* Given task
Reproduce the material in full, unchanged.

Stored records:
◇ ◇ ◇ ◇ ◇
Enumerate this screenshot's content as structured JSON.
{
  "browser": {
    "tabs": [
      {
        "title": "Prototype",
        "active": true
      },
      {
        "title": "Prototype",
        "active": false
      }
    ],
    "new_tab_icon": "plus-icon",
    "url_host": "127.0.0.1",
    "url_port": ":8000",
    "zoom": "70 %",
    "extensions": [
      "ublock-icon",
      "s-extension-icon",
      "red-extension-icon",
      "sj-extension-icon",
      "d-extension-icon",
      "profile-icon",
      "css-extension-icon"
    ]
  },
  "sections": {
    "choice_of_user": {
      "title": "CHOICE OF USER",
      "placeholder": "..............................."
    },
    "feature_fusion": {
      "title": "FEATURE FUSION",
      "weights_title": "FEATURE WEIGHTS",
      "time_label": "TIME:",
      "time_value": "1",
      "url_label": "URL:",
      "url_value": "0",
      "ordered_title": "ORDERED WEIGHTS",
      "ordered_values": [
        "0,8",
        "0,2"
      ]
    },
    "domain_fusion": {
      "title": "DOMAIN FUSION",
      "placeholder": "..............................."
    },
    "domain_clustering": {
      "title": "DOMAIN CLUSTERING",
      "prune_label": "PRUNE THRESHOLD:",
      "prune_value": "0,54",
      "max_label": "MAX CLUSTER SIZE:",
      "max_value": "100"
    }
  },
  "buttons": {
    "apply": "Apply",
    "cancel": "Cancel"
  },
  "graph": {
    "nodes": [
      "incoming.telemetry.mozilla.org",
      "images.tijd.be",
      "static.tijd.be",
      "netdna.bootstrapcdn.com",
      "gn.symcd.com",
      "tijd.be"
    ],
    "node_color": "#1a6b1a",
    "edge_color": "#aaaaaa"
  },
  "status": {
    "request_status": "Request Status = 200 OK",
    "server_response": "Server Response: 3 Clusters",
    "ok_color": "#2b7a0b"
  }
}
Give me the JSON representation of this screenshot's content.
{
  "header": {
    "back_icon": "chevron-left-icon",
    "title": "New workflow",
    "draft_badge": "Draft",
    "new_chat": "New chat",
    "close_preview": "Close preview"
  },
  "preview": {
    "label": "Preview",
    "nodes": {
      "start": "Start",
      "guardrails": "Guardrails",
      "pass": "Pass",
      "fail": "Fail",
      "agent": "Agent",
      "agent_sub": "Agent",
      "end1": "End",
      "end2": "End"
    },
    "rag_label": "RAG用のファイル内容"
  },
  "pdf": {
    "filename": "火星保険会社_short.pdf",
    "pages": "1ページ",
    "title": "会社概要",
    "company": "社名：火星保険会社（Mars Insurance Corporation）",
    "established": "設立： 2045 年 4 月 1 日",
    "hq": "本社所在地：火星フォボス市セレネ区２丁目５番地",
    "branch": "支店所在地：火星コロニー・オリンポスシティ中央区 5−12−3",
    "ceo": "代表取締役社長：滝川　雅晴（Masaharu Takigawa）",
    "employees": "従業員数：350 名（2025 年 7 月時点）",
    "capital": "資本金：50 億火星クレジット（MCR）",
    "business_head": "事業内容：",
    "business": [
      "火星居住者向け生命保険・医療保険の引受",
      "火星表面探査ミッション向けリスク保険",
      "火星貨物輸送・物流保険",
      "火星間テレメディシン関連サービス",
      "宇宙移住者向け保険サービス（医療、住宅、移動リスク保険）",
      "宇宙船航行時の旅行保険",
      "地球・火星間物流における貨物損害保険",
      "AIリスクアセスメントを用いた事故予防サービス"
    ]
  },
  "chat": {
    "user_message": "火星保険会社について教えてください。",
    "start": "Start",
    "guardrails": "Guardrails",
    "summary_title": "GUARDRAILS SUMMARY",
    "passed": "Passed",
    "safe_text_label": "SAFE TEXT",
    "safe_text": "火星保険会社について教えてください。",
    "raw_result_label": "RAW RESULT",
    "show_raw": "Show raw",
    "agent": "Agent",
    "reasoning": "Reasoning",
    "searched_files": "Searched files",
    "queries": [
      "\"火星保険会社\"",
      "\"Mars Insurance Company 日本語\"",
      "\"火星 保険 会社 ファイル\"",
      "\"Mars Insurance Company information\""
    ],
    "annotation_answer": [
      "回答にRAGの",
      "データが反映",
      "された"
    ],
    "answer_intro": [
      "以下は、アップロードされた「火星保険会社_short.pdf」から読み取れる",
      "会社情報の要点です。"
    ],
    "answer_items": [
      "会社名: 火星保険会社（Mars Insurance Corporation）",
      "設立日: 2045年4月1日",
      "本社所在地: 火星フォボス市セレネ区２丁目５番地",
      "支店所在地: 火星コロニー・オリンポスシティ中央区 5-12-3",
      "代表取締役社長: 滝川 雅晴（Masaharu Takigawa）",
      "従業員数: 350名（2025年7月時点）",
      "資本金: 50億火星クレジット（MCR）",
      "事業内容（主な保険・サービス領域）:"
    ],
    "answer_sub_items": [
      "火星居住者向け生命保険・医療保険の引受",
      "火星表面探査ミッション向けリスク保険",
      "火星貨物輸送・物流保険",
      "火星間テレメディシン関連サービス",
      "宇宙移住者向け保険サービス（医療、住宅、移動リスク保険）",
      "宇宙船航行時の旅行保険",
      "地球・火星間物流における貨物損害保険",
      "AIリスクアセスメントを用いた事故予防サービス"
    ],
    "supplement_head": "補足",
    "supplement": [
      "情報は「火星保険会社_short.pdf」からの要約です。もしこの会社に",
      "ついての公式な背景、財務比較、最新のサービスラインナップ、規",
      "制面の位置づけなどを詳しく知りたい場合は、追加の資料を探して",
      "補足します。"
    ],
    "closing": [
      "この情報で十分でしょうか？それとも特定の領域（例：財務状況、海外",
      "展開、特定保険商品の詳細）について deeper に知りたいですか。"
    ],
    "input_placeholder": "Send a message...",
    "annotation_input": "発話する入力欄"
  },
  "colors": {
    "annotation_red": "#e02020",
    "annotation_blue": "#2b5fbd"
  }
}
◇ ◇ ◇ ◇ ◇
* The output
Enumerate this screenshot's content as structured JSON.
{
  "browser": {
    "tabs": [
      {
        "title": "Prototype",
        "active": true
      },
      {
        "title": "Prototype",
        "active": false
      }
    ],
    "new_tab_icon": "plus-icon",
    "url_host": "127.0.0.1",
    "url_port": ":8000",
    "zoom": "70 %",
    "extensions": [
      "ublock-icon",
      "s-extension-icon",
      "red-extension-icon",
      "sj-extension-icon",
      "d-extension-icon",
      "profile-icon",
      "css-extension-icon"
    ]
  },
  "sections": {
    "choice_of_user": {
      "title": "CHOICE OF USER",
      "placeholder": "..............................."
    },
    "feature_fusion": {
      "title": "FEATURE FUSION",
      "weights_title": "FEATURE WEIGHTS",
      "time_label": "TIME:",
      "time_value": "1",
      "url_label": "URL:",
      "url_value": "0",
      "ordered_title": "ORDERED WEIGHTS",
      "ordered_values": [
        "0,8",
        "0,2"
      ]
    },
    "domain_fusion": {
      "title": "DOMAIN FUSION",
      "placeholder": "..............................."
    },
    "domain_clustering": {
      "title": "DOMAIN CLUSTERING",
      "prune_label": "PRUNE THRESHOLD:",
      "prune_value": "0,54",
      "max_label": "MAX CLUSTER SIZE:",
      "max_value": "100"
    }
  },
  "buttons": {
    "apply": "Apply",
    "cancel": "Cancel"
  },
  "graph": {
    "nodes": [
      "incoming.telemetry.mozilla.org",
      "images.tijd.be",
      "static.tijd.be",
      "netdna.bootstrapcdn.com",
      "gn.symcd.com",
      "tijd.be"
    ],
    "node_color": "#1a6b1a",
    "edge_color": "#aaaaaa"
  },
  "status": {
    "request_status": "Request Status = 200 OK",
    "server_response": "Server Response: 3 Clusters",
    "ok_color": "#2b7a0b"
  }
}
Give me the JSON representation of this screenshot's content.
{
  "header": {
    "back_icon": "chevron-left-icon",
    "title": "New workflow",
    "draft_badge": "Draft",
    "new_chat": "New chat",
    "close_preview": "Close preview"
  },
  "preview": {
    "label": "Preview",
    "nodes": {
      "start": "Start",
      "guardrails": "Guardrails",
      "pass": "Pass",
      "fail": "Fail",
      "agent": "Agent",
      "agent_sub": "Agent",
      "end1": "End",
      "end2": "End"
    },
    "rag_label": "RAG用のファイル内容"
  },
  "pdf": {
    "filename": "火星保険会社_short.pdf",
    "pages": "1ページ",
    "title": "会社概要",
    "company": "社名：火星保険会社（Mars Insurance Corporation）",
    "established": "設立： 2045 年 4 月 1 日",
    "hq": "本社所在地：火星フォボス市セレネ区２丁目５番地",
    "branch": "支店所在地：火星コロニー・オリンポスシティ中央区 5−12−3",
    "ceo": "代表取締役社長：滝川　雅晴（Masaharu Takigawa）",
    "employees": "従業員数：350 名（2025 年 7 月時点）",
    "capital": "資本金：50 億火星クレジット（MCR）",
    "business_head": "事業内容：",
    "business": [
      "火星居住者向け生命保険・医療保険の引受",
      "火星表面探査ミッション向けリスク保険",
      "火星貨物輸送・物流保険",
      "火星間テレメディシン関連サービス",
      "宇宙移住者向け保険サービス（医療、住宅、移動リスク保険）",
      "宇宙船航行時の旅行保険",
      "地球・火星間物流における貨物損害保険",
      "AIリスクアセスメントを用いた事故予防サービス"
    ]
  },
  "chat": {
    "user_message": "火星保険会社について教えてください。",
    "start": "Start",
    "guardrails": "Guardrails",
    "summary_title": "GUARDRAILS SUMMARY",
    "passed": "Passed",
    "safe_text_label": "SAFE TEXT",
    "safe_text": "火星保険会社について教えてください。",
    "raw_result_label": "RAW RESULT",
    "show_raw": "Show raw",
    "agent": "Agent",
    "reasoning": "Reasoning",
    "searched_files": "Searched files",
    "queries": [
      "\"火星保険会社\"",
      "\"Mars Insurance Company 日本語\"",
      "\"火星 保険 会社 ファイル\"",
      "\"Mars Insurance Company information\""
    ],
    "annotation_answer": [
      "回答にRAGの",
      "データが反映",
      "された"
    ],
    "answer_intro": [
      "以下は、アップロードされた「火星保険会社_short.pdf」から読み取れる",
      "会社情報の要点です。"
    ],
    "answer_items": [
      "会社名: 火星保険会社（Mars Insurance Corporation）",
      "設立日: 2045年4月1日",
      "本社所在地: 火星フォボス市セレネ区２丁目５番地",
      "支店所在地: 火星コロニー・オリンポスシティ中央区 5-12-3",
      "代表取締役社長: 滝川 雅晴（Masaharu Takigawa）",
      "従業員数: 350名（2025年7月時点）",
      "資本金: 50億火星クレジット（MCR）",
      "事業内容（主な保険・サービス領域）:"
    ],
    "answer_sub_items": [
      "火星居住者向け生命保険・医療保険の引受",
      "火星表面探査ミッション向けリスク保険",
      "火星貨物輸送・物流保険",
      "火星間テレメディシン関連サービス",
      "宇宙移住者向け保険サービス（医療、住宅、移動リスク保険）",
      "宇宙船航行時の旅行保険",
      "地球・火星間物流における貨物損害保険",
      "AIリスクアセスメントを用いた事故予防サービス"
    ],
    "supplement_head": "補足",
    "supplement": [
      "情報は「火星保険会社_short.pdf」からの要約です。もしこの会社に",
      "ついての公式な背景、財務比較、最新のサービスラインナップ、規",
      "制面の位置づけなどを詳しく知りたい場合は、追加の資料を探して",
      "補足します。"
    ],
    "closing": [
      "この情報で十分でしょうか？それとも特定の領域（例：財務状況、海外",
      "展開、特定保険商品の詳細）について deeper に知りたいですか。"
    ],
    "input_placeholder": "Send a message...",
    "annotation_input": "発話する入力欄"
  },
  "colors": {
    "annotation_red": "#e02020",
    "annotation_blue": "#2b5fbd"
  }
}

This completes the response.